Excerpt to read
|Sponsor||Rep. Waters, Maxine|
|Date||July 16, 2010 (111th Congress, 2nd Session)|
|Staff Contact||Ja'Ron Smith|
H.R. 5114 is expected to be considered on the House floor on Thursday, July 15, 2010, under a structured rule with one hour of general debate, equally divided, and one Republican motion to recommit. The legislation was introduced by Rep. Maxine Waters (D-CA) on April 22, 2010, and referred to the House Committee on Financial Services. The Committee voted to report the bill out of committee by voice vote on May 26, 2010.
Extension of the National Flood Insurance Program, Phase-In of Actuarial Rates and Mandatory Purchase Requirement for New Flood Hazard Areas
H.R. 5114 would reauthorize the National Flood Insurance Program (NFIP) for five years through 2015. The bill would also extend the Severe Repetitive Loss Pilot program through September 30, 2015. Some Members may be concerned that CBO estimates that extending the pilot program would cost $132 million.
The bill would increase the maximum coverage limits for flood insurance policies. The new coverage limits would be $335,000 (up from $250,000) for residences; $135,000 (up from $100,000) for residential contents; and $670,000 (up from $500,000) for nonresidential properties.
The bill would require the phase-in of actuarial rates (or the phase-out of subsidized rates), for commercial and non-primary residential pre-FIRM properties (e.g., vacation homes). The phase-in would also apply to pre-FIRM single principal residences sold after enactment of this bill. The phase-in would not apply to multifamily rental properties or rentals that are the primary residence of a tenant. This provision would take effect three years after enactment of the bill. Some Members may be concerned the delay in the phase out of subsidized rates would further expose the taxpayers to the risk of loss.
The bill would delay for five years the mandatory flood insurance purchase requirement for areas newly designated as Special Flood Hazard Areas after September 1, 2008. This provision would not delay the implementation of updated flood maps, notification of flood hazards, availability of flood insurance coverage, or the eligibility for mitigation assistance.
The legislation would phase in full-risk rates for areas newly designated as Special Flood Hazard Areas. The rate phase in would be 20 percent per year for five years and begin after the end of the mandatory flood insurance purchase requirement delay (5 years). The legislation would also increase the annual limitation on premium increases from 10 percent to 20 percent. Some Members may be concerned the delay in the phase in of risk-based rates would further expose the taxpayers to the risk of loss.

Work required
Continue the summary of the flood insurance bill H.R. 5114 above, starting right after its last paragraph.

Box coordinate listings:
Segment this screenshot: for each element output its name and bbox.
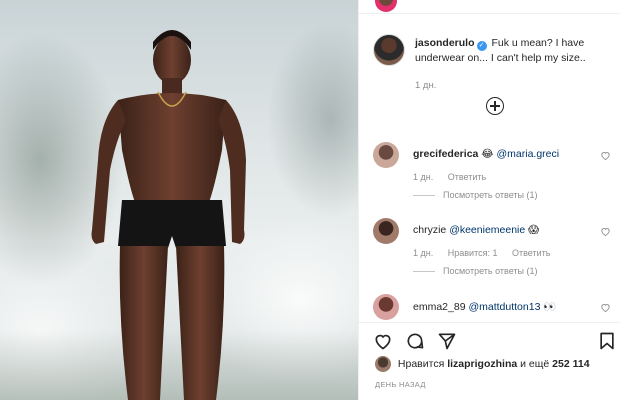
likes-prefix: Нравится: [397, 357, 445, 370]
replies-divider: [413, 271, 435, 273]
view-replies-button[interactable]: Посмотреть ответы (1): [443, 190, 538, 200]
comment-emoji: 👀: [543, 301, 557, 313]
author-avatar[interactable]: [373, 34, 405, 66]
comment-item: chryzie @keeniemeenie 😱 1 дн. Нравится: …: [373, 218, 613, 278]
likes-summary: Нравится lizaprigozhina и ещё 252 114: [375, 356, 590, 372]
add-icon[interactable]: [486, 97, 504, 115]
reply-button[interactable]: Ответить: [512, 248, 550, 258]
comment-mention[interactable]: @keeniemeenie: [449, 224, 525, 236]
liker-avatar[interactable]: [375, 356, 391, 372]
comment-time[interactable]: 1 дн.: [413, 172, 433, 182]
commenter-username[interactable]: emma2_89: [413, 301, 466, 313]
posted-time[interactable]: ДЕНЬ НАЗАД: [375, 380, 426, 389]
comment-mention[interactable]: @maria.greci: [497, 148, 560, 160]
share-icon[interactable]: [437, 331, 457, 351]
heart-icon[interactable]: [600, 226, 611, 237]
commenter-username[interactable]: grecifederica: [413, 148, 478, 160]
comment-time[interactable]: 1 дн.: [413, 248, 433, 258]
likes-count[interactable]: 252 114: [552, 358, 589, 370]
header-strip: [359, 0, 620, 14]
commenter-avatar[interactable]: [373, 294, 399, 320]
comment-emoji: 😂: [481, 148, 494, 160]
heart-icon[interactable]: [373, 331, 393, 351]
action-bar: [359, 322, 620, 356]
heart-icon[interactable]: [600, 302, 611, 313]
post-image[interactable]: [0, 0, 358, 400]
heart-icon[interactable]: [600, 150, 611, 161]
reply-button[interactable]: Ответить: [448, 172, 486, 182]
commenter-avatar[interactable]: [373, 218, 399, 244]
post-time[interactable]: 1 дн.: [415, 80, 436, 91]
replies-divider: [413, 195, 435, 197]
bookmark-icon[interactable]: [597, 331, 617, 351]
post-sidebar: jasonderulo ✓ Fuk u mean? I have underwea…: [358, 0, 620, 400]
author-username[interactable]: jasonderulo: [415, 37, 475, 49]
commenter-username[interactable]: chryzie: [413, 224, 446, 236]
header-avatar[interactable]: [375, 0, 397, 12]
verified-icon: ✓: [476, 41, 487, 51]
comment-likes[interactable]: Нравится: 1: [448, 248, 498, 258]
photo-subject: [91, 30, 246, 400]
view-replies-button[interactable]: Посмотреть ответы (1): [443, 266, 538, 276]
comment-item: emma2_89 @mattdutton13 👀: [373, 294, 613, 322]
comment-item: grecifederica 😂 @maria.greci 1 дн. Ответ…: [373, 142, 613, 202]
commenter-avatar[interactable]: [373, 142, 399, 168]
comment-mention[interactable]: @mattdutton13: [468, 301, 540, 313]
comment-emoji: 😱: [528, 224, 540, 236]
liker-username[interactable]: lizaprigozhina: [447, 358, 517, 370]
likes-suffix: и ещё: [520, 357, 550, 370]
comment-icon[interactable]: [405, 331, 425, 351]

Right answer
The bill would require FEMA to treat state or locally funded flood control projects equally with federally funded projects in NFIP regulations regarding flood insurance mapping and rating. The bill would also direct FEMA not to impose the mandatory flood insurance purchase requirement and apply premium rates that would apply had the system met the standards for accreditation when communities relied on data and designs provided by a federal agency to build a flood protection system and through no design default and no other fault of the community's FEMA subsequently determined that the system would not meet 100-year risk protection standards for accreditation.
Premium Increases, Coverage for Additional Living Expenses, Minimum Deductibles for Claims, Enforcement, and Installments for Low-Income Policyholders
The bill would provide coverage for additional living expenses and business interruption. Coverage for additional living expenses would not be less than $1,000. Business interruption coverage provided would be required to be structured by the FEMA Administrator in a manner consistent with the NFIP's existing underwriting capacity.
The legislation would increase the minimum annual deductibles for both pre-FIRM and post-FIRM properties. The deductible for pre-FIRM properties would be increased to $1,500 for claims less than $100,000 and increased to $2,000 for claims greater than $100,000. The deductible for post-FIRM properties would be increased to $750 for claims less than $100,000 and increased to $1,000 for claims greater than $100,000.
The bill would create a flood insurance premium payment installment plan for low-income families. Low-income families are defined as any family with an income level at or below 200 percent of the poverty level or that has no employed adult member.
The bill would increase to $2,000 the fine levied against federally-regulated lending institutions for each failure to enforce mandatory flood insurance purchase requirements and increasing the annual cap on fines for institutions to $1 million. The cap would not apply to institutions that were assessed penalties of $1 million in any 3 of the last 5 years. The bill also contains a “safe harbor” for lending institutions that make a good faith effort to comply with mandatory flood insurance purchase requirements, or if such a violation is not material in nature.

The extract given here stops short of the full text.